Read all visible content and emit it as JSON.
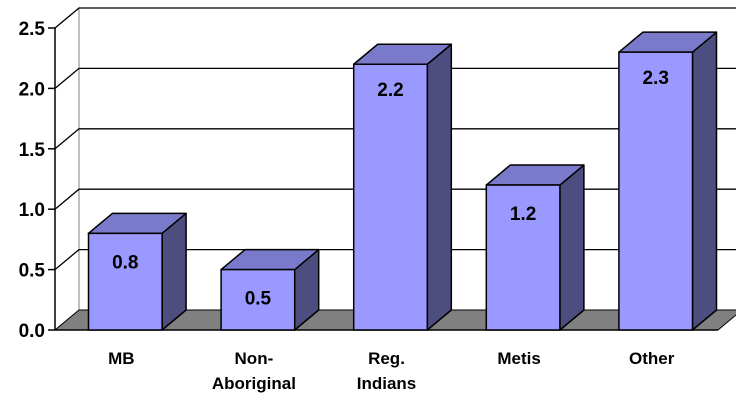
{
  "chart_data": {
    "type": "bar",
    "style": "3d-column",
    "categories": [
      [
        "MB"
      ],
      [
        "Non-",
        "Aboriginal"
      ],
      [
        "Reg.",
        "Indians"
      ],
      [
        "Metis"
      ],
      [
        "Other"
      ]
    ],
    "values": [
      0.8,
      0.5,
      2.2,
      1.2,
      2.3
    ],
    "data_labels": [
      "0.8",
      "0.5",
      "2.2",
      "1.2",
      "2.3"
    ],
    "y_ticks": [
      "0.0",
      "0.5",
      "1.0",
      "1.5",
      "2.0",
      "2.5"
    ],
    "ylim": [
      0,
      2.5
    ],
    "grid": true,
    "legend": "none",
    "colors": {
      "bar_front": "#9999ff",
      "bar_side": "#4d4d80",
      "bar_top": "#7a7acc",
      "floor": "#808080",
      "grid": "#000000",
      "wall": "#ffffff"
    }
  }
}
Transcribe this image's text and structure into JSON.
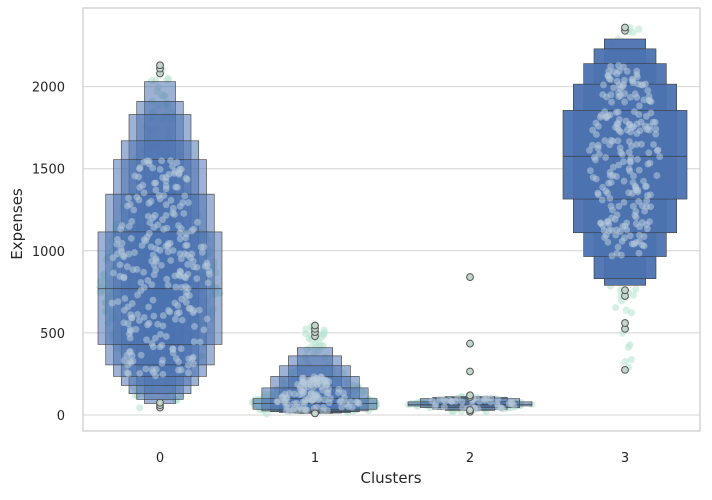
{
  "chart_data": {
    "type": "boxenplot_with_swarm",
    "title": "",
    "xlabel": "Clusters",
    "ylabel": "Expenses",
    "categories": [
      "0",
      "1",
      "2",
      "3"
    ],
    "ylim": [
      -100,
      2470
    ],
    "yticks": [
      0,
      500,
      1000,
      1500,
      2000
    ],
    "grid": "horizontal",
    "colors": {
      "box": "#4c72b0",
      "box_alpha_overlay": "#b6cadb",
      "box_edge": "#3a3a3a",
      "swarm": "#b7e3d0",
      "swarm_overlap": "#a9c5d6",
      "outlier_fill": "#c3d6cc",
      "outlier_edge": "#555555",
      "grid": "#d4d4d4",
      "frame": "#cccccc"
    },
    "groups": [
      {
        "category": "0",
        "median": 770,
        "levels": [
          [
            430,
            1115
          ],
          [
            305,
            1345
          ],
          [
            235,
            1555
          ],
          [
            180,
            1670
          ],
          [
            130,
            1830
          ],
          [
            95,
            1910
          ],
          [
            70,
            2030
          ]
        ],
        "whisker": [
          45,
          2130
        ],
        "outliers": [
          45,
          60,
          75,
          2080,
          2110,
          2130
        ]
      },
      {
        "category": "1",
        "median": 70,
        "levels": [
          [
            35,
            100
          ],
          [
            25,
            165
          ],
          [
            20,
            235
          ],
          [
            15,
            300
          ],
          [
            12,
            360
          ],
          [
            10,
            410
          ]
        ],
        "whisker": [
          8,
          470
        ],
        "outliers": [
          10,
          480,
          505,
          525,
          545
        ]
      },
      {
        "category": "2",
        "median": 65,
        "levels": [
          [
            55,
            80
          ],
          [
            45,
            100
          ],
          [
            35,
            108
          ],
          [
            28,
            112
          ]
        ],
        "whisker": [
          20,
          112
        ],
        "outliers": [
          20,
          30,
          110,
          120,
          265,
          435,
          840
        ]
      },
      {
        "category": "3",
        "median": 1575,
        "levels": [
          [
            1315,
            1855
          ],
          [
            1110,
            2015
          ],
          [
            965,
            2140
          ],
          [
            830,
            2230
          ],
          [
            790,
            2290
          ]
        ],
        "whisker": [
          740,
          2345
        ],
        "outliers": [
          275,
          525,
          560,
          725,
          760,
          2340,
          2360
        ]
      }
    ]
  }
}
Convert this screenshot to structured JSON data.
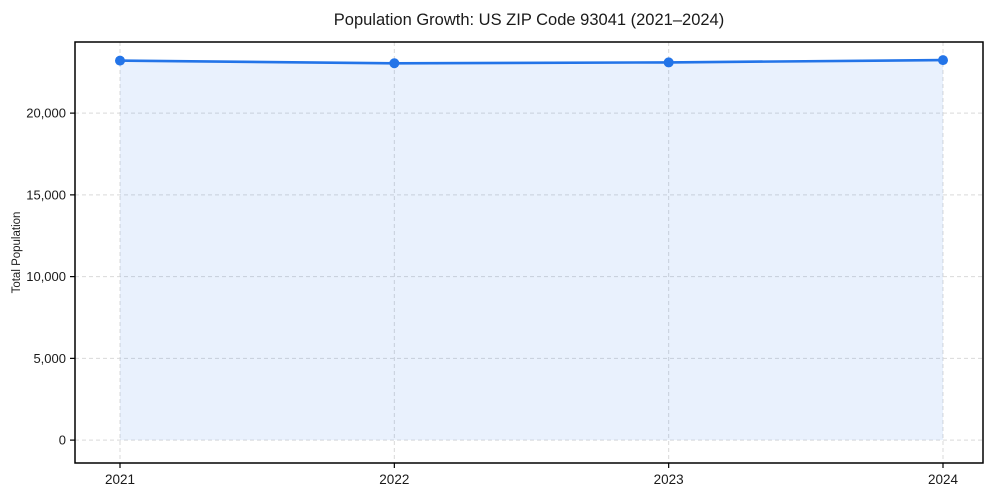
{
  "chart_data": {
    "type": "area",
    "title": "Population Growth: US ZIP Code 93041 (2021–2024)",
    "xlabel": "",
    "ylabel": "Total Population",
    "categories": [
      "2021",
      "2022",
      "2023",
      "2024"
    ],
    "series": [
      {
        "name": "Total Population",
        "values": [
          23210,
          23050,
          23100,
          23240
        ]
      }
    ],
    "yticks": {
      "values": [
        0,
        5000,
        10000,
        15000,
        20000
      ],
      "labels": [
        "0",
        "5,000",
        "10,000",
        "15,000",
        "20,000"
      ]
    },
    "ylim": [
      -1400,
      24350
    ],
    "grid": "dashed-both-axes",
    "legend": "none",
    "colors": {
      "line": "#2374e8",
      "marker": "#2374e8",
      "fill": "#2374e8",
      "fill_opacity": 0.1,
      "grid": "#d9d9d9",
      "spine": "#000000",
      "text": "#1a1a1a",
      "background": "#ffffff"
    }
  }
}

################

[Instructions for the task]
From the listing, copy every line where the string "grid" appears.

[Written solution]
    "grid": true,
      "grid": "#000000",
    "grid": "horizontal",
      "grid": "#d4d4d4",
    "grid": "dashed-both-axes",
      "grid": "#d9d9d9",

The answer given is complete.